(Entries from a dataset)
:::::
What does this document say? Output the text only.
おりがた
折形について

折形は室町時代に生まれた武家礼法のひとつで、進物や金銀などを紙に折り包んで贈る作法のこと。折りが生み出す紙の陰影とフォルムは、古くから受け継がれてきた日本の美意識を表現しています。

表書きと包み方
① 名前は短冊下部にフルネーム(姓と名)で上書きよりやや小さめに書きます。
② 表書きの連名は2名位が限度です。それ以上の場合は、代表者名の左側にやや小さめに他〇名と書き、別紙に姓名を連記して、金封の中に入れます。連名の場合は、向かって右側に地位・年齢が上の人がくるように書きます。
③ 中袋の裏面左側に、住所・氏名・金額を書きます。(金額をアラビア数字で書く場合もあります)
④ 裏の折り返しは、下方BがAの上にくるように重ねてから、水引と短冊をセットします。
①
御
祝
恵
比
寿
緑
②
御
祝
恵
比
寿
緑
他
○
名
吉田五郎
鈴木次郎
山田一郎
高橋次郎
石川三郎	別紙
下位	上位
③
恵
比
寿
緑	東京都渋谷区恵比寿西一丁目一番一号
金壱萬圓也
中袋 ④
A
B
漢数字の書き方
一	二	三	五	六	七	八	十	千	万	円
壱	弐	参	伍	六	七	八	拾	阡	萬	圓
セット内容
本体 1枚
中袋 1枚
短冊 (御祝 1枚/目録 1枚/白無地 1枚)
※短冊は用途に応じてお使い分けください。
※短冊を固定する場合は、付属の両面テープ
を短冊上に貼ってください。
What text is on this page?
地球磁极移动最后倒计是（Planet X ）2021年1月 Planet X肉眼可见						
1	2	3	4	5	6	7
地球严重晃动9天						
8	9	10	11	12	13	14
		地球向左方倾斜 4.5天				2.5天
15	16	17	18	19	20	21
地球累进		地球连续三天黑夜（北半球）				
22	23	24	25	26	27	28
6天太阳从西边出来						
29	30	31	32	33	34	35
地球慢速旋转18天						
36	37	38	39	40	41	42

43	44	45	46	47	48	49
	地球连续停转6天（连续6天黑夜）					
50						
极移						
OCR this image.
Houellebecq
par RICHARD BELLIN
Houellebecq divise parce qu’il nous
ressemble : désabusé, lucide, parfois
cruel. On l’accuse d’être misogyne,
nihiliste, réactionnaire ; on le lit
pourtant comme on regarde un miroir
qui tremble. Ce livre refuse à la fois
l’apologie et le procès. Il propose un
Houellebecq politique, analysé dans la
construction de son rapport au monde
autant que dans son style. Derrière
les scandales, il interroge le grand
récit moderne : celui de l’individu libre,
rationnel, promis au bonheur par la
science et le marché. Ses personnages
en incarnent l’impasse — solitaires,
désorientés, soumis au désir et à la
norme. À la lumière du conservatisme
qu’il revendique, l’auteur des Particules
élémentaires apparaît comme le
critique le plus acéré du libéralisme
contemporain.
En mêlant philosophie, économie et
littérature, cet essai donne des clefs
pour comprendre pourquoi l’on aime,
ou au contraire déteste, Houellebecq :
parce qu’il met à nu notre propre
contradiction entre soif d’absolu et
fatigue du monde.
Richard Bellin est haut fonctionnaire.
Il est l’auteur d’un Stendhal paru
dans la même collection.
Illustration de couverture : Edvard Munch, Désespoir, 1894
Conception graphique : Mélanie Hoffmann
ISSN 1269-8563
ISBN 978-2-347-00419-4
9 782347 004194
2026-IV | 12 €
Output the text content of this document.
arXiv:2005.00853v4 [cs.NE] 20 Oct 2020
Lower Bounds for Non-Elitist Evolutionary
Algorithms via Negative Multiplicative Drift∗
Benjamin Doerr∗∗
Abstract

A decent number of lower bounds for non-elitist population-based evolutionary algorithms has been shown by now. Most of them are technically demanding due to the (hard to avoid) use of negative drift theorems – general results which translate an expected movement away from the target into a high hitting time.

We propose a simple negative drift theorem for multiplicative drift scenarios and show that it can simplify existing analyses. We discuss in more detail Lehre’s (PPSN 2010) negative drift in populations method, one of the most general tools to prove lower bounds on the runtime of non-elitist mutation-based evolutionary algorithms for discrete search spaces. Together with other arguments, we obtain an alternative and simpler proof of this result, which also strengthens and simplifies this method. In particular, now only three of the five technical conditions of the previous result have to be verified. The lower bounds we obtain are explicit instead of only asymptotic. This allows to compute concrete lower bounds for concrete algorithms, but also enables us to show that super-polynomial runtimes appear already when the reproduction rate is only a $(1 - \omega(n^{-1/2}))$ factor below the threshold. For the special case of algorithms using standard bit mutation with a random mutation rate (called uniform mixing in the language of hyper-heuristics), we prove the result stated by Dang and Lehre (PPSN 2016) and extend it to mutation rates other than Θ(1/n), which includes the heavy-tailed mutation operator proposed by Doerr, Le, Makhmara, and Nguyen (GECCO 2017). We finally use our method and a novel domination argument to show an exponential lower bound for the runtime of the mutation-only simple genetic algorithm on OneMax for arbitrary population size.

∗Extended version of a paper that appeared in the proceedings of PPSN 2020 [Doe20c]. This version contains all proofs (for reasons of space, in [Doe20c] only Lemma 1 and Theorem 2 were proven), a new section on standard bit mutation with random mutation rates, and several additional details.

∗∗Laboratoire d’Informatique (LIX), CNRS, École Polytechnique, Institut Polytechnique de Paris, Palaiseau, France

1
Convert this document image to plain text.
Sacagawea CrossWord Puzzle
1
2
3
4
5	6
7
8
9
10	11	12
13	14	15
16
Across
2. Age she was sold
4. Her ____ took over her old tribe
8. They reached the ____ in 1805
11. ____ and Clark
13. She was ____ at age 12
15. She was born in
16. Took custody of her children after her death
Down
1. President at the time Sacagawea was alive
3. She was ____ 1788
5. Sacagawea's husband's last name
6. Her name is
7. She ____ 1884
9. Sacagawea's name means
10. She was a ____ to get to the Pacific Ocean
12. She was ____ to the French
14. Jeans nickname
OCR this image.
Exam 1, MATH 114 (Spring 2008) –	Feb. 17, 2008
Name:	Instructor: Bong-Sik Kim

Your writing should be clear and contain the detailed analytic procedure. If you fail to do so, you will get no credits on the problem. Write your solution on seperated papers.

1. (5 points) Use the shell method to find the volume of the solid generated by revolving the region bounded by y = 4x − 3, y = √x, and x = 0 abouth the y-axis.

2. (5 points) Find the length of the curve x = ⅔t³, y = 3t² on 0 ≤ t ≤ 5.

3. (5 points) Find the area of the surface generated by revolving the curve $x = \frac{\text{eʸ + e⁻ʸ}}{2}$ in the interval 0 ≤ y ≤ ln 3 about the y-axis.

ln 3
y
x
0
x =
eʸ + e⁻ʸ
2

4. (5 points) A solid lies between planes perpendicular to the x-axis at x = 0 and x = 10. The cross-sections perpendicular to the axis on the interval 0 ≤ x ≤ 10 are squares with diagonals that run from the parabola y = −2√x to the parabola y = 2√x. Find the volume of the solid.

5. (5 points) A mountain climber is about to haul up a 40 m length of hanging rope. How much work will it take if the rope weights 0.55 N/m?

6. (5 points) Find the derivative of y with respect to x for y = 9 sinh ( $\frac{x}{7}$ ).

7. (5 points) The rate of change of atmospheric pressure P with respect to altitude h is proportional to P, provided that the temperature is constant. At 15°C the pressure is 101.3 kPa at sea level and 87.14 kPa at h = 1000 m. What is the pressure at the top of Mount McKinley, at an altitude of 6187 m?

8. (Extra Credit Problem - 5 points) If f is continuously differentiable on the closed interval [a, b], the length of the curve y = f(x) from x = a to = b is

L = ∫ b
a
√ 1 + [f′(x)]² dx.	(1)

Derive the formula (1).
:::::
Transcribe every entry word for word.

What does this document say? Output the text only.
おりがた
折形について

折形は室町時代に生まれた武家礼法のひとつで、進物や金銀などを紙に折り包んで贈る作法のこと。折りが生み出す紙の陰影とフォルムは、古くから受け継がれてきた日本の美意識を表現しています。

表書きと包み方
① 名前は短冊下部にフルネーム(姓と名)で上書きよりやや小さめに書きます。
② 表書きの連名は2名位が限度です。それ以上の場合は、代表者名の左側にやや小さめに他〇名と書き、別紙に姓名を連記して、金封の中に入れます。連名の場合は、向かって右側に地位・年齢が上の人がくるように書きます。
③ 中袋の裏面左側に、住所・氏名・金額を書きます。(金額をアラビア数字で書く場合もあります)
④ 裏の折り返しは、下方BがAの上にくるように重ねてから、水引と短冊をセットします。
①
御
祝
恵
比
寿
緑
②
御
祝
恵
比
寿
緑
他
○
名
吉田五郎
鈴木次郎
山田一郎
高橋次郎
石川三郎	別紙
下位	上位
③
恵
比
寿
緑	東京都渋谷区恵比寿西一丁目一番一号
金壱萬圓也
中袋 ④
A
B
漢数字の書き方
一	二	三	五	六	七	八	十	千	万	円
壱	弐	参	伍	六	七	八	拾	阡	萬	圓
セット内容
本体 1枚
中袋 1枚
短冊 (御祝 1枚/目録 1枚/白無地 1枚)
※短冊は用途に応じてお使い分けください。
※短冊を固定する場合は、付属の両面テープ
を短冊上に貼ってください。
What text is on this page?
地球磁极移动最后倒计是（Planet X ）2021年1月 Planet X肉眼可见						
1	2	3	4	5	6	7
地球严重晃动9天						
8	9	10	11	12	13	14
		地球向左方倾斜 4.5天				2.5天
15	16	17	18	19	20	21
地球累进		地球连续三天黑夜（北半球）				
22	23	24	25	26	27	28
6天太阳从西边出来						
29	30	31	32	33	34	35
地球慢速旋转18天						
36	37	38	39	40	41	42

43	44	45	46	47	48	49
	地球连续停转6天（连续6天黑夜）					
50						
极移						
OCR this image.
Houellebecq
par RICHARD BELLIN
Houellebecq divise parce qu’il nous
ressemble : désabusé, lucide, parfois
cruel. On l’accuse d’être misogyne,
nihiliste, réactionnaire ; on le lit
pourtant comme on regarde un miroir
qui tremble. Ce livre refuse à la fois
l’apologie et le procès. Il propose un
Houellebecq politique, analysé dans la
construction de son rapport au monde
autant que dans son style. Derrière
les scandales, il interroge le grand
récit moderne : celui de l’individu libre,
rationnel, promis au bonheur par la
science et le marché. Ses personnages
en incarnent l’impasse — solitaires,
désorientés, soumis au désir et à la
norme. À la lumière du conservatisme
qu’il revendique, l’auteur des Particules
élémentaires apparaît comme le
critique le plus acéré du libéralisme
contemporain.
En mêlant philosophie, économie et
littérature, cet essai donne des clefs
pour comprendre pourquoi l’on aime,
ou au contraire déteste, Houellebecq :
parce qu’il met à nu notre propre
contradiction entre soif d’absolu et
fatigue du monde.
Richard Bellin est haut fonctionnaire.
Il est l’auteur d’un Stendhal paru
dans la même collection.
Illustration de couverture : Edvard Munch, Désespoir, 1894
Conception graphique : Mélanie Hoffmann
ISSN 1269-8563
ISBN 978-2-347-00419-4
9 782347 004194
2026-IV | 12 €
Output the text content of this document.
arXiv:2005.00853v4 [cs.NE] 20 Oct 2020
Lower Bounds for Non-Elitist Evolutionary
Algorithms via Negative Multiplicative Drift∗
Benjamin Doerr∗∗
Abstract

A decent number of lower bounds for non-elitist population-based evolutionary algorithms has been shown by now. Most of them are technically demanding due to the (hard to avoid) use of negative drift theorems – general results which translate an expected movement away from the target into a high hitting time.

We propose a simple negative drift theorem for multiplicative drift scenarios and show that it can simplify existing analyses. We discuss in more detail Lehre’s (PPSN 2010) negative drift in populations method, one of the most general tools to prove lower bounds on the runtime of non-elitist mutation-based evolutionary algorithms for discrete search spaces. Together with other arguments, we obtain an alternative and simpler proof of this result, which also strengthens and simplifies this method. In particular, now only three of the five technical conditions of the previous result have to be verified. The lower bounds we obtain are explicit instead of only asymptotic. This allows to compute concrete lower bounds for concrete algorithms, but also enables us to show that super-polynomial runtimes appear already when the reproduction rate is only a $(1 - \omega(n^{-1/2}))$ factor below the threshold. For the special case of algorithms using standard bit mutation with a random mutation rate (called uniform mixing in the language of hyper-heuristics), we prove the result stated by Dang and Lehre (PPSN 2016) and extend it to mutation rates other than Θ(1/n), which includes the heavy-tailed mutation operator proposed by Doerr, Le, Makhmara, and Nguyen (GECCO 2017). We finally use our method and a novel domination argument to show an exponential lower bound for the runtime of the mutation-only simple genetic algorithm on OneMax for arbitrary population size.

∗Extended version of a paper that appeared in the proceedings of PPSN 2020 [Doe20c]. This version contains all proofs (for reasons of space, in [Doe20c] only Lemma 1 and Theorem 2 were proven), a new section on standard bit mutation with random mutation rates, and several additional details.

∗∗Laboratoire d’Informatique (LIX), CNRS, École Polytechnique, Institut Polytechnique de Paris, Palaiseau, France

1
Convert this document image to plain text.
Sacagawea CrossWord Puzzle
1
2
3
4
5	6
7
8
9
10	11	12
13	14	15
16
Across
2. Age she was sold
4. Her ____ took over her old tribe
8. They reached the ____ in 1805
11. ____ and Clark
13. She was ____ at age 12
15. She was born in
16. Took custody of her children after her death
Down
1. President at the time Sacagawea was alive
3. She was ____ 1788
5. Sacagawea's husband's last name
6. Her name is
7. She ____ 1884
9. Sacagawea's name means
10. She was a ____ to get to the Pacific Ocean
12. She was ____ to the French
14. Jeans nickname
OCR this image.
Exam 1, MATH 114 (Spring 2008) –	Feb. 17, 2008
Name:	Instructor: Bong-Sik Kim

Your writing should be clear and contain the detailed analytic procedure. If you fail to do so, you will get no credits on the problem. Write your solution on seperated papers.

1. (5 points) Use the shell method to find the volume of the solid generated by revolving the region bounded by y = 4x − 3, y = √x, and x = 0 abouth the y-axis.

2. (5 points) Find the length of the curve x = ⅔t³, y = 3t² on 0 ≤ t ≤ 5.

3. (5 points) Find the area of the surface generated by revolving the curve $x = \frac{\text{eʸ + e⁻ʸ}}{2}$ in the interval 0 ≤ y ≤ ln 3 about the y-axis.

ln 3
y
x
0
x =
eʸ + e⁻ʸ
2

4. (5 points) A solid lies between planes perpendicular to the x-axis at x = 0 and x = 10. The cross-sections perpendicular to the axis on the interval 0 ≤ x ≤ 10 are squares with diagonals that run from the parabola y = −2√x to the parabola y = 2√x. Find the volume of the solid.

5. (5 points) A mountain climber is about to haul up a 40 m length of hanging rope. How much work will it take if the rope weights 0.55 N/m?

6. (5 points) Find the derivative of y with respect to x for y = 9 sinh ( $\frac{x}{7}$ ).

7. (5 points) The rate of change of atmospheric pressure P with respect to altitude h is proportional to P, provided that the temperature is constant. At 15°C the pressure is 101.3 kPa at sea level and 87.14 kPa at h = 1000 m. What is the pressure at the top of Mount McKinley, at an altitude of 6187 m?

8. (Extra Credit Problem - 5 points) If f is continuously differentiable on the closed interval [a, b], the length of the curve y = f(x) from x = a to = b is

L = ∫ b
a
√ 1 + [f′(x)]² dx.	(1)

Derive the formula (1).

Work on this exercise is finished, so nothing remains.